:: EXERCISE OBJECTIVE ::
Determine which lines of the records include the word "Período", and copy them.

:: DATASET ::
# # # # # # #

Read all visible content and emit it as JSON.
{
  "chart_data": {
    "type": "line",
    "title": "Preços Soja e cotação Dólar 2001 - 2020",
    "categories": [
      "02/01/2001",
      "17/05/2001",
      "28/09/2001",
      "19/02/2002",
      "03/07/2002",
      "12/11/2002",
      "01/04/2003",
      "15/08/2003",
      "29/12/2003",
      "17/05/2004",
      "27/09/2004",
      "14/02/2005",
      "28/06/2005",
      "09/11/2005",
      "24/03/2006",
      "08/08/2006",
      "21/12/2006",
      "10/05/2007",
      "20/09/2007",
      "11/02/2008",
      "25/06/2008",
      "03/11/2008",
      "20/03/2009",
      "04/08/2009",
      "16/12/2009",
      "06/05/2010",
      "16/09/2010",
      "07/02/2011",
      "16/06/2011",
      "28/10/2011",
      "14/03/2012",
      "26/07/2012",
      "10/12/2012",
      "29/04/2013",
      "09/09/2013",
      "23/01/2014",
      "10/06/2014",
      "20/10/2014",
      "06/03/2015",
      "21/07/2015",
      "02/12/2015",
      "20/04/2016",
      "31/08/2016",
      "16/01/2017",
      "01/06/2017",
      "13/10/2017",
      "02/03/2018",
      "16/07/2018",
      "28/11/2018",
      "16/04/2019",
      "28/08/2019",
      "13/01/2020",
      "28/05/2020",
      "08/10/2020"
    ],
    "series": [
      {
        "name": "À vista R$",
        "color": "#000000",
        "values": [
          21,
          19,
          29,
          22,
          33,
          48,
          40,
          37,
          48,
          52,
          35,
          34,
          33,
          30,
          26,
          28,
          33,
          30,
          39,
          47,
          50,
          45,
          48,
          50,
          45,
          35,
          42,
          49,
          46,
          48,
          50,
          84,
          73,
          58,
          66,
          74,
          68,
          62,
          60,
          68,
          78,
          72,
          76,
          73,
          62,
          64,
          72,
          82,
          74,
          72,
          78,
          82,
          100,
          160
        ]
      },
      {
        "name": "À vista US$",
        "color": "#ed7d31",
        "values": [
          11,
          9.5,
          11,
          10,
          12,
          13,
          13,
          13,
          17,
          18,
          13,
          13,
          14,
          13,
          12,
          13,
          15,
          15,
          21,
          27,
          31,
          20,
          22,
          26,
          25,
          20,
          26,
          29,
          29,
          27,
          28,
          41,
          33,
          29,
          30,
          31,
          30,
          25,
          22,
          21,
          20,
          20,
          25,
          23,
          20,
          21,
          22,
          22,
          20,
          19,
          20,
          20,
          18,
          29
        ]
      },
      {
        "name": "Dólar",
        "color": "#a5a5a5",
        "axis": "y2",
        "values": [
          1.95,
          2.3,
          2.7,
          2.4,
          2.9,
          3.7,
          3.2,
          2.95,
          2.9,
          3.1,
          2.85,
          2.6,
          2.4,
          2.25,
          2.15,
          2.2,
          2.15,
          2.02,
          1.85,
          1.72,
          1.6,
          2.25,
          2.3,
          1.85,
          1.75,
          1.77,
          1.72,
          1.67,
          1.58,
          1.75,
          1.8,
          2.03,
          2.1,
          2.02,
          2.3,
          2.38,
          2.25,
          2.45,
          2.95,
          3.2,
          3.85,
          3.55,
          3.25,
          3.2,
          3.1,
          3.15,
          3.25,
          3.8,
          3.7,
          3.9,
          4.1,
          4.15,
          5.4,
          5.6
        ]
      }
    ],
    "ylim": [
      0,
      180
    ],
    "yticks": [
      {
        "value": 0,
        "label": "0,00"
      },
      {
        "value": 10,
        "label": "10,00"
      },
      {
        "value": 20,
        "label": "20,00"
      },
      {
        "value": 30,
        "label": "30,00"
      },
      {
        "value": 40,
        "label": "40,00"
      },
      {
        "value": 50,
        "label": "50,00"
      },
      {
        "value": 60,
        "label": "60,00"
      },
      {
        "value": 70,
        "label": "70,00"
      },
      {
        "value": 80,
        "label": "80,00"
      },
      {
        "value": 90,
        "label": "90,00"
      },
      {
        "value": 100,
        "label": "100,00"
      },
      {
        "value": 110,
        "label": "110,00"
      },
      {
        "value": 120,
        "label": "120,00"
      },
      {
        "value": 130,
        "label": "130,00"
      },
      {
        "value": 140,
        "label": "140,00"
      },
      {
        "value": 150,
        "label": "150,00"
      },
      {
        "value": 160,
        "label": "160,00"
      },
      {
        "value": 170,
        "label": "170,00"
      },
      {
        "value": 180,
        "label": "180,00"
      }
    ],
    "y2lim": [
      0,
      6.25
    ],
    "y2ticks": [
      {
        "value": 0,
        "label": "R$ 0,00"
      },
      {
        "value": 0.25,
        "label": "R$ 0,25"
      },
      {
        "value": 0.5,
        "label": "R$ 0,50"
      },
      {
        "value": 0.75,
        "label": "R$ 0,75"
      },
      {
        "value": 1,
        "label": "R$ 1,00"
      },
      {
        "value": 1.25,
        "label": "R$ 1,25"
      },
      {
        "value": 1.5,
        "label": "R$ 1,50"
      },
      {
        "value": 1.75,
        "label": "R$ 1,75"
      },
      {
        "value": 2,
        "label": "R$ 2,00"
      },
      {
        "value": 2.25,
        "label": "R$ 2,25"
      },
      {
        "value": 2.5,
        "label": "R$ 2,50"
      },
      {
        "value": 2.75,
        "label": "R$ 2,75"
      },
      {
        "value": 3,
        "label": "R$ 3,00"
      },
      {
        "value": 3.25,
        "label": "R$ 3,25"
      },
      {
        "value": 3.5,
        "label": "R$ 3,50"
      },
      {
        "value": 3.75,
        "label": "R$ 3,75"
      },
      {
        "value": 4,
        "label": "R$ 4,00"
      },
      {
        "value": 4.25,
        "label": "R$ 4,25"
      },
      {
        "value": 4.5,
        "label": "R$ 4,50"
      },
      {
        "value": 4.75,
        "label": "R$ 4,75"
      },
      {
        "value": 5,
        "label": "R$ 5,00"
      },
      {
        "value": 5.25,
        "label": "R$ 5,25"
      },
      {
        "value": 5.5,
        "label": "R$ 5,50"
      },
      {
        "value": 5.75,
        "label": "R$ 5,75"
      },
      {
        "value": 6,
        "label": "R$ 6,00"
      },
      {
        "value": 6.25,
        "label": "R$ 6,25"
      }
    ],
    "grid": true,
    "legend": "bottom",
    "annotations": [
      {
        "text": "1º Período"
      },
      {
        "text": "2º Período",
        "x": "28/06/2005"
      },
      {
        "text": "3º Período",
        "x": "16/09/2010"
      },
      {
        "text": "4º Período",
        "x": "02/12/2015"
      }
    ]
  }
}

# # # # # # #

:: EXPECTED OUTPUT ::
        "text": "1º Período"
        "text": "2º Período",
        "text": "3º Período",
        "text": "4º Período",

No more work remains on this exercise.